*EXERCISE DETAILS:* Each entry must be restated word for word, with nothing omitted.

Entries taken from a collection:
• • • • •

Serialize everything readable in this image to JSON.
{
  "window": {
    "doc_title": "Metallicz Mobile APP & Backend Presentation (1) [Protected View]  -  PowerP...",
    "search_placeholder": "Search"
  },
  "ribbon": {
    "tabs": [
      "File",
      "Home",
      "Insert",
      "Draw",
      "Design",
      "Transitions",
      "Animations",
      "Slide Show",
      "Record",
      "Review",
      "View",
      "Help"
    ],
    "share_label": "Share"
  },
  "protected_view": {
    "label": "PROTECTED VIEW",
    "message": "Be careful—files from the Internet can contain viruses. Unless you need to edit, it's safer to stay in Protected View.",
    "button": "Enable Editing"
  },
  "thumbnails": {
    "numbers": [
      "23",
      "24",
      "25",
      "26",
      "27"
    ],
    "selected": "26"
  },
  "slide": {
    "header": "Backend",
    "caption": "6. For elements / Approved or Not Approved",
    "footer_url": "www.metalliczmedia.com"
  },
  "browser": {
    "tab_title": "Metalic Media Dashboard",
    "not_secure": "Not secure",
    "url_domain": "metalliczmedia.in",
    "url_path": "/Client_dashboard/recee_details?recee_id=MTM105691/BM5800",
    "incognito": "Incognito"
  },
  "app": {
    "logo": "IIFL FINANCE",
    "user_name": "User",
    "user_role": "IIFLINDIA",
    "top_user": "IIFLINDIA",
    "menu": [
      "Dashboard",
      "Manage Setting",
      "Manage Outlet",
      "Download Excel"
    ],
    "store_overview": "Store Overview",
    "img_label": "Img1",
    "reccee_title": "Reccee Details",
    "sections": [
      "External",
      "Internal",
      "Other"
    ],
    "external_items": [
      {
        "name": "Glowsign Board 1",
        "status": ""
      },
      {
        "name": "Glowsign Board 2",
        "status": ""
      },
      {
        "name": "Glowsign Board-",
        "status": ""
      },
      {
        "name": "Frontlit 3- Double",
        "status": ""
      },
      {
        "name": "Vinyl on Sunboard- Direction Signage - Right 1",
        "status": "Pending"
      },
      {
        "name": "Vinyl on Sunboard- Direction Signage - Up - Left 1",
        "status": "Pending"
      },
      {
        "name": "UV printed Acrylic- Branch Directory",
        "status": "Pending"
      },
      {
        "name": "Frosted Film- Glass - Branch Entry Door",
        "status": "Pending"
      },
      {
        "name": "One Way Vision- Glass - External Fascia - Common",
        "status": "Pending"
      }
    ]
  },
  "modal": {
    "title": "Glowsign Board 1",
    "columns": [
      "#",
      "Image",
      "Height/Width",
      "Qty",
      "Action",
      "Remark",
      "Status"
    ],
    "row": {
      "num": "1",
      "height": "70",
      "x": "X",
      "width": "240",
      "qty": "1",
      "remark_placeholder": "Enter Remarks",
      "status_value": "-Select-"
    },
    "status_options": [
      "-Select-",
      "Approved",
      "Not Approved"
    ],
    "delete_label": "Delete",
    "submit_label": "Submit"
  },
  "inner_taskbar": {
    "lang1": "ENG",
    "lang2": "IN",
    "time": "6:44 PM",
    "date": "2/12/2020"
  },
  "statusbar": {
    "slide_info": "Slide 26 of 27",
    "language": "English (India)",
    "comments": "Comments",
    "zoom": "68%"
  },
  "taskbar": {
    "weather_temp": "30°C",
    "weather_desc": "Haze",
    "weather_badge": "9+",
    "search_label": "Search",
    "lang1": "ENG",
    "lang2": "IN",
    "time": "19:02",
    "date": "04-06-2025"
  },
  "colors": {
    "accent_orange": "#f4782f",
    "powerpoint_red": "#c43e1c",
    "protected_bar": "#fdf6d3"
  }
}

• • • • •

*SOLUTION TO THE PROBLEM:*
Serialize everything readable in this image to JSON.
{
  "window": {
    "doc_title": "Metallicz Mobile APP & Backend Presentation (1) [Protected View]  -  PowerP...",
    "search_placeholder": "Search"
  },
  "ribbon": {
    "tabs": [
      "File",
      "Home",
      "Insert",
      "Draw",
      "Design",
      "Transitions",
      "Animations",
      "Slide Show",
      "Record",
      "Review",
      "View",
      "Help"
    ],
    "share_label": "Share"
  },
  "protected_view": {
    "label": "PROTECTED VIEW",
    "message": "Be careful—files from the Internet can contain viruses. Unless you need to edit, it's safer to stay in Protected View.",
    "button": "Enable Editing"
  },
  "thumbnails": {
    "numbers": [
      "23",
      "24",
      "25",
      "26",
      "27"
    ],
    "selected": "26"
  },
  "slide": {
    "header": "Backend",
    "caption": "6. For elements / Approved or Not Approved",
    "footer_url": "www.metalliczmedia.com"
  },
  "browser": {
    "tab_title": "Metalic Media Dashboard",
    "not_secure": "Not secure",
    "url_domain": "metalliczmedia.in",
    "url_path": "/Client_dashboard/recee_details?recee_id=MTM105691/BM5800",
    "incognito": "Incognito"
  },
  "app": {
    "logo": "IIFL FINANCE",
    "user_name": "User",
    "user_role": "IIFLINDIA",
    "top_user": "IIFLINDIA",
    "menu": [
      "Dashboard",
      "Manage Setting",
      "Manage Outlet",
      "Download Excel"
    ],
    "store_overview": "Store Overview",
    "img_label": "Img1",
    "reccee_title": "Reccee Details",
    "sections": [
      "External",
      "Internal",
      "Other"
    ],
    "external_items": [
      {
        "name": "Glowsign Board 1",
        "status": ""
      },
      {
        "name": "Glowsign Board 2",
        "status": ""
      },
      {
        "name": "Glowsign Board-",
        "status": ""
      },
      {
        "name": "Frontlit 3- Double",
        "status": ""
      },
      {
        "name": "Vinyl on Sunboard- Direction Signage - Right 1",
        "status": "Pending"
      },
      {
        "name": "Vinyl on Sunboard- Direction Signage - Up - Left 1",
        "status": "Pending"
      },
      {
        "name": "UV printed Acrylic- Branch Directory",
        "status": "Pending"
      },
      {
        "name": "Frosted Film- Glass - Branch Entry Door",
        "status": "Pending"
      },
      {
        "name": "One Way Vision- Glass - External Fascia - Common",
        "status": "Pending"
      }
    ]
  },
  "modal": {
    "title": "Glowsign Board 1",
    "columns": [
      "#",
      "Image",
      "Height/Width",
      "Qty",
      "Action",
      "Remark",
      "Status"
    ],
    "row": {
      "num": "1",
      "height": "70",
      "x": "X",
      "width": "240",
      "qty": "1",
      "remark_placeholder": "Enter Remarks",
      "status_value": "-Select-"
    },
    "status_options": [
      "-Select-",
      "Approved",
      "Not Approved"
    ],
    "delete_label": "Delete",
    "submit_label": "Submit"
  },
  "inner_taskbar": {
    "lang1": "ENG",
    "lang2": "IN",
    "time": "6:44 PM",
    "date": "2/12/2020"
  },
  "statusbar": {
    "slide_info": "Slide 26 of 27",
    "language": "English (India)",
    "comments": "Comments",
    "zoom": "68%"
  },
  "taskbar": {
    "weather_temp": "30°C",
    "weather_desc": "Haze",
    "weather_badge": "9+",
    "search_label": "Search",
    "lang1": "ENG",
    "lang2": "IN",
    "time": "19:02",
    "date": "04-06-2025"
  },
  "colors": {
    "accent_orange": "#f4782f",
    "powerpoint_red": "#c43e1c",
    "protected_bar": "#fdf6d3"
  }
}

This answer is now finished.